▶ Problem: Pull out every line in the data that has the string "duyệt" in it.

▶ Source records:

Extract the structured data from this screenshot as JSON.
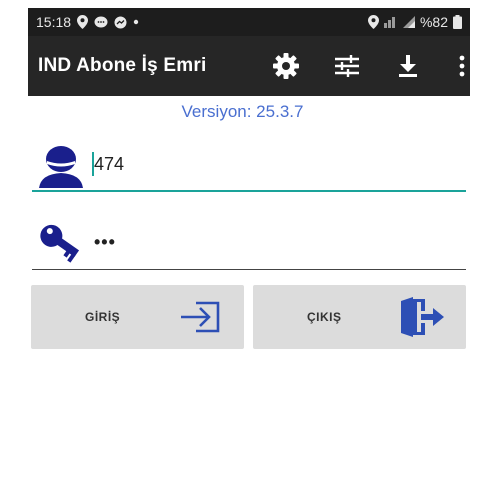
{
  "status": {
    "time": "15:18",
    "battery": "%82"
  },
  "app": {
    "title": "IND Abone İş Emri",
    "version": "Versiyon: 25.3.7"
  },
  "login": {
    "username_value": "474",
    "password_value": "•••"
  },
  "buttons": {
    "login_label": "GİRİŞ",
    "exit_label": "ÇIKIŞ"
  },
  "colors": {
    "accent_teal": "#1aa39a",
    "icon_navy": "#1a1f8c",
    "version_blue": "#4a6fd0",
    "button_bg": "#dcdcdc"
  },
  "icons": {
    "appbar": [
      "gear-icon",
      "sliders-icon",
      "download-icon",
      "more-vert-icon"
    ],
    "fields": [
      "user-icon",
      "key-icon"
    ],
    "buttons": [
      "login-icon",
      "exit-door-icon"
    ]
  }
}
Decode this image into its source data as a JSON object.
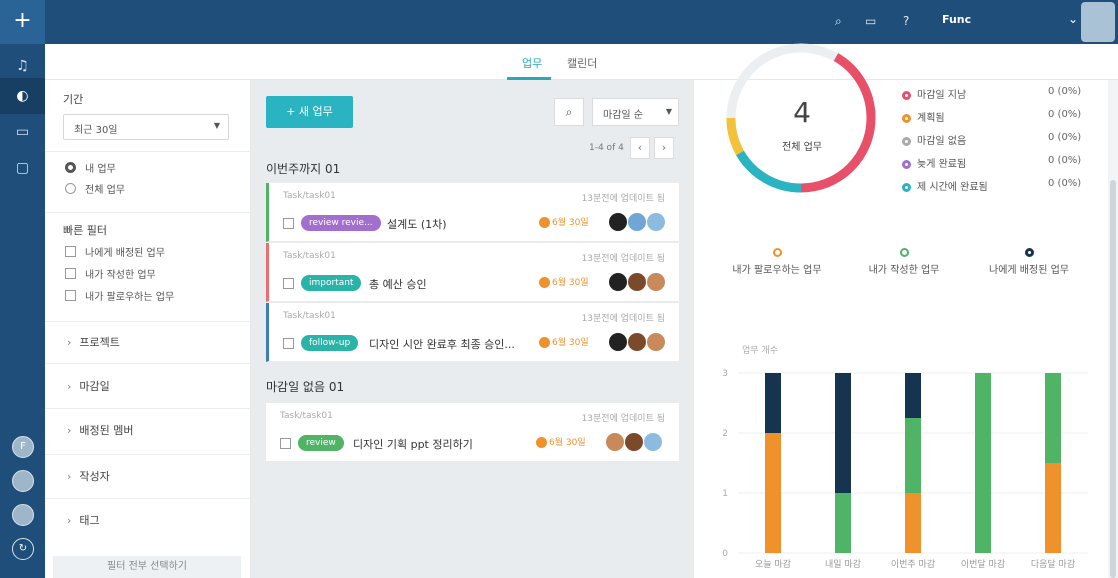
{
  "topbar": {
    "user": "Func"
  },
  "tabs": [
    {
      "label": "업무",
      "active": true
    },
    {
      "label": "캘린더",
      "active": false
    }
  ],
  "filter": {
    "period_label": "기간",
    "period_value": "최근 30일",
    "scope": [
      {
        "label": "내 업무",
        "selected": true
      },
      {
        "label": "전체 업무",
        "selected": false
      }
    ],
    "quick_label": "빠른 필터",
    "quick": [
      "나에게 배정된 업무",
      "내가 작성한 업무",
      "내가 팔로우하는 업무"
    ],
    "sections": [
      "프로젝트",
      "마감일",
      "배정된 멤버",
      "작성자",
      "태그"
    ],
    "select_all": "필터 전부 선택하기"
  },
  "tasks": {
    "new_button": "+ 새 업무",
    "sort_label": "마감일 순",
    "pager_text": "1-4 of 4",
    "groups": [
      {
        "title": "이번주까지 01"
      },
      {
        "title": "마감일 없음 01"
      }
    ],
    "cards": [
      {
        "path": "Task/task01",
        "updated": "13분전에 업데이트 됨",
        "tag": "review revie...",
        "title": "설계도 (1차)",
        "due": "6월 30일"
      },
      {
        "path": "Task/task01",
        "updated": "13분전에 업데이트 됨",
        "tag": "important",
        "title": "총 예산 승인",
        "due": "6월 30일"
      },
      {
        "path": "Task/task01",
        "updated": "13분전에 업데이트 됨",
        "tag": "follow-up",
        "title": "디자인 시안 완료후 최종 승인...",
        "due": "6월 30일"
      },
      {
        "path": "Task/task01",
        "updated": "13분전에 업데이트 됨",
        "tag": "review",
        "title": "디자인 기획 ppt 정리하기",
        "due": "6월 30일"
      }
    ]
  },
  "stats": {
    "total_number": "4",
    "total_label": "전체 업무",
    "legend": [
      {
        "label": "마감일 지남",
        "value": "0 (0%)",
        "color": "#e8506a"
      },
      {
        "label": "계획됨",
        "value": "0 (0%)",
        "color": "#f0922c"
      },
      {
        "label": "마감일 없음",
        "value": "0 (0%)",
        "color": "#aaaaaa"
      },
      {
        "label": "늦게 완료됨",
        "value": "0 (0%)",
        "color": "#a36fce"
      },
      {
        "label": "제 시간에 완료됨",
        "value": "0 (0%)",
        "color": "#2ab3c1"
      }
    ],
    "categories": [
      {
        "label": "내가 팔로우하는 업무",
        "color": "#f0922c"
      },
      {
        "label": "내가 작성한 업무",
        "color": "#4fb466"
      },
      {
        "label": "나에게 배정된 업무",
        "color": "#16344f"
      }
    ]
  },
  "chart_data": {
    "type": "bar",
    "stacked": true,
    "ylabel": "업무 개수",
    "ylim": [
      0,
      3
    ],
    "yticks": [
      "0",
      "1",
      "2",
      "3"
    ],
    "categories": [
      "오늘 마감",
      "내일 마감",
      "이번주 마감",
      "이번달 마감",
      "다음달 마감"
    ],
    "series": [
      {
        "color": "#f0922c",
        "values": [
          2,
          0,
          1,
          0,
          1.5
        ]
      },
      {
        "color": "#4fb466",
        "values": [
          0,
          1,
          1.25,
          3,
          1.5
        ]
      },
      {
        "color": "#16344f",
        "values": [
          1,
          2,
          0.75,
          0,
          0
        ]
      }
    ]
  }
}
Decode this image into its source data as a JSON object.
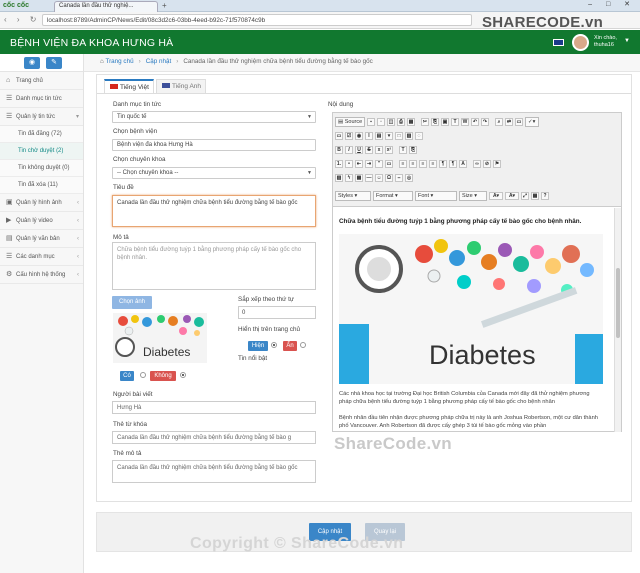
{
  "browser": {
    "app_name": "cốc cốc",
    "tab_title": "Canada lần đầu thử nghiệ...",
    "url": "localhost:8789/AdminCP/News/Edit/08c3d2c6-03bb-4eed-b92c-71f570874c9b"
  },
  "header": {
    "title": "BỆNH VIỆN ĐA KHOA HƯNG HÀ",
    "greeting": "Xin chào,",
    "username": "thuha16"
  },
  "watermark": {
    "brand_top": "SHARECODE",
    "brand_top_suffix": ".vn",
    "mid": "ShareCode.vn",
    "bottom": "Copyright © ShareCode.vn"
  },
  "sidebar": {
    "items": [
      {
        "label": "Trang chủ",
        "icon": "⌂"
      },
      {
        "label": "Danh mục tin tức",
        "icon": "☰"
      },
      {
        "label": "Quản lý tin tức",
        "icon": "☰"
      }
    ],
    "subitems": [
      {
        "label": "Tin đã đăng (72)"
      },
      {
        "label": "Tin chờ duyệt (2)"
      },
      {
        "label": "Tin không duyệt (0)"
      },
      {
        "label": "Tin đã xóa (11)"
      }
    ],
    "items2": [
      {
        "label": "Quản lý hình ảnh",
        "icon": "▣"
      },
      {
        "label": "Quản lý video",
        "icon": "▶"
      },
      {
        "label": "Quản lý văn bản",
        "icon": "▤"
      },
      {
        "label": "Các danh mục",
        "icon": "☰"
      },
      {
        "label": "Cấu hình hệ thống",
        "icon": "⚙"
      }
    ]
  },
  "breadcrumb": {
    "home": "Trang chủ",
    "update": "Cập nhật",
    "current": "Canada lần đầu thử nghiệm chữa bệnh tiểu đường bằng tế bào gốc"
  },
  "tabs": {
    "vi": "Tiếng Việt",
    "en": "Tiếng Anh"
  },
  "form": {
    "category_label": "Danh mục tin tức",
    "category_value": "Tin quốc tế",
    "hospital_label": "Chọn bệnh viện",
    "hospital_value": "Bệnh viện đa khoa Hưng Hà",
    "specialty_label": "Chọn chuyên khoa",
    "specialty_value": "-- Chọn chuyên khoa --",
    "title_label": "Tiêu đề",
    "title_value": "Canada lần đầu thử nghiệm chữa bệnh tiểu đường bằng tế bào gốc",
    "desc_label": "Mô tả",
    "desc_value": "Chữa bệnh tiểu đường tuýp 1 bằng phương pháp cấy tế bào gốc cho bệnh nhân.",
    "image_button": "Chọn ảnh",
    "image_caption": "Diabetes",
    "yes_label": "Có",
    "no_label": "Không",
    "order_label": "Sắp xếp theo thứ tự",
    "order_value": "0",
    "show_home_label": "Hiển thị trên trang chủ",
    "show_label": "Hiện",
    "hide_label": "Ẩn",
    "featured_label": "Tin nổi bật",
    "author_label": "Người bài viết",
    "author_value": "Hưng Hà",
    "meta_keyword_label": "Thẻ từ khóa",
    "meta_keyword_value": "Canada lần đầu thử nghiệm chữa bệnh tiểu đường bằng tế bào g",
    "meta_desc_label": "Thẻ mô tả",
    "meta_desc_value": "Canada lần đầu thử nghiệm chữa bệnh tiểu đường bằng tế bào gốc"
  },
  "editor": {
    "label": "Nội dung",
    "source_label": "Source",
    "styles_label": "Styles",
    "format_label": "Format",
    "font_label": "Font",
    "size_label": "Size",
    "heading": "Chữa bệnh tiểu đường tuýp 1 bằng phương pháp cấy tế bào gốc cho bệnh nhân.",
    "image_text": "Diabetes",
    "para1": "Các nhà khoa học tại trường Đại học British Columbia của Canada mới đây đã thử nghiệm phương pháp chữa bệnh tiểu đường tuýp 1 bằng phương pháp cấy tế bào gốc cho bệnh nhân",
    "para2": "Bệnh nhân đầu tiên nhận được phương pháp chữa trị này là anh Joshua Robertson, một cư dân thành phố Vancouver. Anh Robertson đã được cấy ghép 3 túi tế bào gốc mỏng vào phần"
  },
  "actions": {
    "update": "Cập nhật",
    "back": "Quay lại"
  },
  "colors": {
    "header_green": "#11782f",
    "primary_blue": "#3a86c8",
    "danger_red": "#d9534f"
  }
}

▶ Output for this exercise:
        "label": "Tin chờ duyệt (2)"
        "label": "Tin không duyệt (0)"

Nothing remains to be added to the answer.